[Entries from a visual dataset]
---------------

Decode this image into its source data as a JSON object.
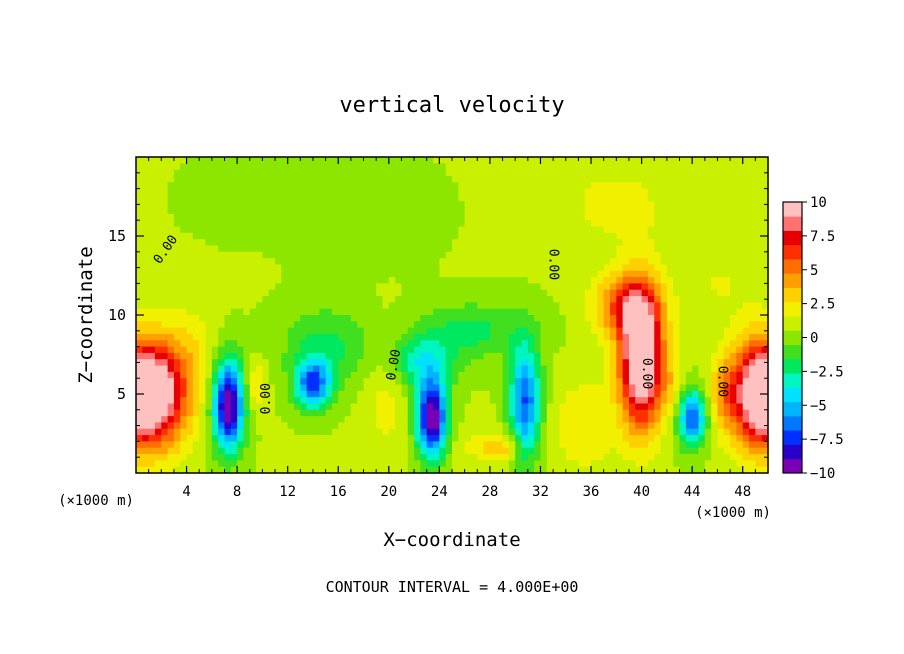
{
  "chart_data": {
    "type": "heatmap",
    "title": "vertical velocity",
    "xlabel": "X−coordinate",
    "ylabel": "Z−coordinate",
    "x_unit_left": "(×1000 m)",
    "x_unit_right": "(×1000 m)",
    "footer": "CONTOUR INTERVAL = 4.000E+00",
    "xlim": [
      0,
      50
    ],
    "ylim": [
      0,
      20
    ],
    "xticks": [
      4,
      8,
      12,
      16,
      20,
      24,
      28,
      32,
      36,
      40,
      44,
      48
    ],
    "xtick_labels": [
      "4",
      "8",
      "12",
      "16",
      "20",
      "24",
      "28",
      "32",
      "36",
      "40",
      "44",
      "48"
    ],
    "yticks": [
      5,
      10,
      15
    ],
    "ytick_labels": [
      "5",
      "10",
      "15"
    ],
    "colorbar": {
      "min": -10,
      "max": 10,
      "ticks": [
        10,
        7.5,
        5,
        2.5,
        0,
        -2.5,
        -5,
        -7.5,
        -10
      ],
      "tick_labels": [
        "10",
        "7.5",
        "5",
        "2.5",
        "0",
        "−2.5",
        "−5",
        "−7.5",
        "−10"
      ],
      "colors": [
        "#7a00b4",
        "#2a00c8",
        "#0030ff",
        "#0078ff",
        "#00b4ff",
        "#00e0ff",
        "#00f5c0",
        "#00e860",
        "#40e020",
        "#8ce600",
        "#c8f000",
        "#f0f000",
        "#ffd000",
        "#ffa000",
        "#ff6e00",
        "#ff3000",
        "#e80000",
        "#ff7070",
        "#ffc0c0"
      ]
    },
    "contour_labels": [
      {
        "text": "0.00",
        "x": 2.6,
        "z": 14.0,
        "angle": -55
      },
      {
        "text": "0.00",
        "x": 32.7,
        "z": 13.2,
        "angle": 90
      },
      {
        "text": "0.00",
        "x": 20.7,
        "z": 6.8,
        "angle": -80
      },
      {
        "text": "0.00",
        "x": 10.6,
        "z": 4.7,
        "angle": -90
      },
      {
        "text": "0.00",
        "x": 40.1,
        "z": 6.3,
        "angle": 90
      },
      {
        "text": "0.00",
        "x": 46.1,
        "z": 5.8,
        "angle": 90
      }
    ],
    "features": [
      {
        "x": 0.8,
        "z": 5.0,
        "sx": 3.0,
        "sz": 3.3,
        "a": 13
      },
      {
        "x": 49.8,
        "z": 5.0,
        "sx": 2.6,
        "sz": 3.3,
        "a": 13
      },
      {
        "x": 40.0,
        "z": 7.2,
        "sx": 1.7,
        "sz": 4.2,
        "a": 12
      },
      {
        "x": 38.6,
        "z": 10.6,
        "sx": 2.4,
        "sz": 2.0,
        "a": 5
      },
      {
        "x": 7.3,
        "z": 4.3,
        "sx": 1.2,
        "sz": 2.8,
        "a": -11
      },
      {
        "x": 23.4,
        "z": 3.5,
        "sx": 1.2,
        "sz": 2.5,
        "a": -11
      },
      {
        "x": 14.0,
        "z": 5.6,
        "sx": 1.4,
        "sz": 1.5,
        "a": -7.5
      },
      {
        "x": 30.8,
        "z": 4.5,
        "sx": 1.2,
        "sz": 3.5,
        "a": -7.5
      },
      {
        "x": 44.0,
        "z": 3.5,
        "sx": 1.1,
        "sz": 1.8,
        "a": -7.5
      },
      {
        "x": 22.5,
        "z": 7.0,
        "sx": 2.6,
        "sz": 1.6,
        "a": -3.5
      },
      {
        "x": 15.0,
        "z": 8.0,
        "sx": 3.5,
        "sz": 2.5,
        "a": -2.5
      },
      {
        "x": 26.5,
        "z": 9.0,
        "sx": 4.5,
        "sz": 1.8,
        "a": -2.5
      },
      {
        "x": 29.0,
        "z": 1.5,
        "sx": 1.5,
        "sz": 0.8,
        "a": 2.5
      },
      {
        "x": 19.8,
        "z": 5.0,
        "sx": 1.6,
        "sz": 4.0,
        "a": 1.5
      },
      {
        "x": 9.5,
        "z": 5.5,
        "sx": 0.8,
        "sz": 1.5,
        "a": 2.5
      },
      {
        "x": 4.5,
        "z": 8.0,
        "sx": 2.0,
        "sz": 3.0,
        "a": 1.2
      },
      {
        "x": 35.5,
        "z": 3.0,
        "sx": 2.5,
        "sz": 3.0,
        "a": 2
      },
      {
        "x": 27.0,
        "z": 1.8,
        "sx": 2.2,
        "sz": 1.2,
        "a": 1.2
      },
      {
        "x": 46.5,
        "z": 5.0,
        "sx": 1.2,
        "sz": 2.2,
        "a": 2.2
      },
      {
        "x": 42.5,
        "z": 5.5,
        "sx": 1.0,
        "sz": 1.8,
        "a": 1.5
      },
      {
        "x": 38.0,
        "z": 17.0,
        "sx": 5.0,
        "sz": 3.0,
        "a": 1.3
      },
      {
        "x": 46.0,
        "z": 12.0,
        "sx": 3.5,
        "sz": 2.5,
        "a": 1.0
      },
      {
        "x": 18.0,
        "z": 16.5,
        "sx": 5.0,
        "sz": 3.0,
        "a": -0.9
      },
      {
        "x": 8.0,
        "z": 17.5,
        "sx": 4.0,
        "sz": 2.5,
        "a": -0.5
      }
    ]
  }
}
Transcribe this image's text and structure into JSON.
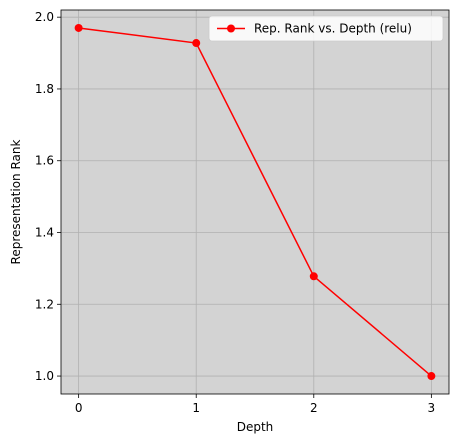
{
  "chart_data": {
    "type": "line",
    "title": "",
    "xlabel": "Depth",
    "ylabel": "Representation Rank",
    "x": [
      0,
      1,
      2,
      3
    ],
    "series": [
      {
        "name": "Rep. Rank vs. Depth (relu)",
        "values": [
          1.97,
          1.928,
          1.278,
          1.0
        ],
        "color": "#ff0000",
        "marker": "circle"
      }
    ],
    "xlim": [
      -0.15,
      3.15
    ],
    "ylim": [
      0.95,
      2.02
    ],
    "xticks": [
      0,
      1,
      2,
      3
    ],
    "xtick_labels": [
      "0",
      "1",
      "2",
      "3"
    ],
    "yticks": [
      1.0,
      1.2,
      1.4,
      1.6,
      1.8,
      2.0
    ],
    "ytick_labels": [
      "1.0",
      "1.2",
      "1.4",
      "1.6",
      "1.8",
      "2.0"
    ],
    "grid": true,
    "legend_position": "top-right",
    "background_color": "#d3d3d3",
    "grid_color": "#b0b0b0"
  }
}
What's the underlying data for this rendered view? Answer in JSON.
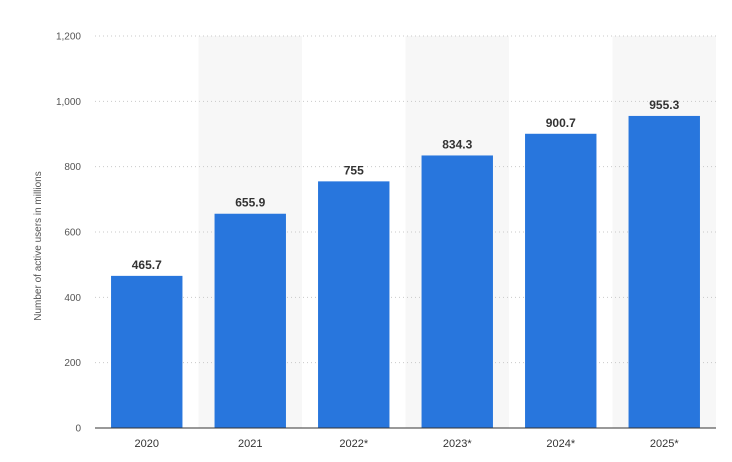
{
  "chart_data": {
    "type": "bar",
    "title": "",
    "xlabel": "",
    "ylabel": "Number of active users in millions",
    "categories": [
      "2020",
      "2021",
      "2022*",
      "2023*",
      "2024*",
      "2025*"
    ],
    "values": [
      465.7,
      655.9,
      755,
      834.3,
      900.7,
      955.3
    ],
    "value_labels": [
      "465.7",
      "655.9",
      "755",
      "834.3",
      "900.7",
      "955.3"
    ],
    "ylim": [
      0,
      1200
    ],
    "y_ticks": [
      0,
      200,
      400,
      600,
      800,
      1000,
      1200
    ],
    "y_tick_labels": [
      "0",
      "200",
      "400",
      "600",
      "800",
      "1,000",
      "1,200"
    ],
    "grid": true,
    "legend": "none",
    "colors": {
      "bar": "#2876dd",
      "band": "#f7f7f7"
    }
  }
}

---------------

> [Instructions to follow]: Scan the material above. Copy each line where "Depth" occurs.

> [Result]:
    "xlabel": "Depth",
        "name": "Rep. Rank vs. Depth (relu)",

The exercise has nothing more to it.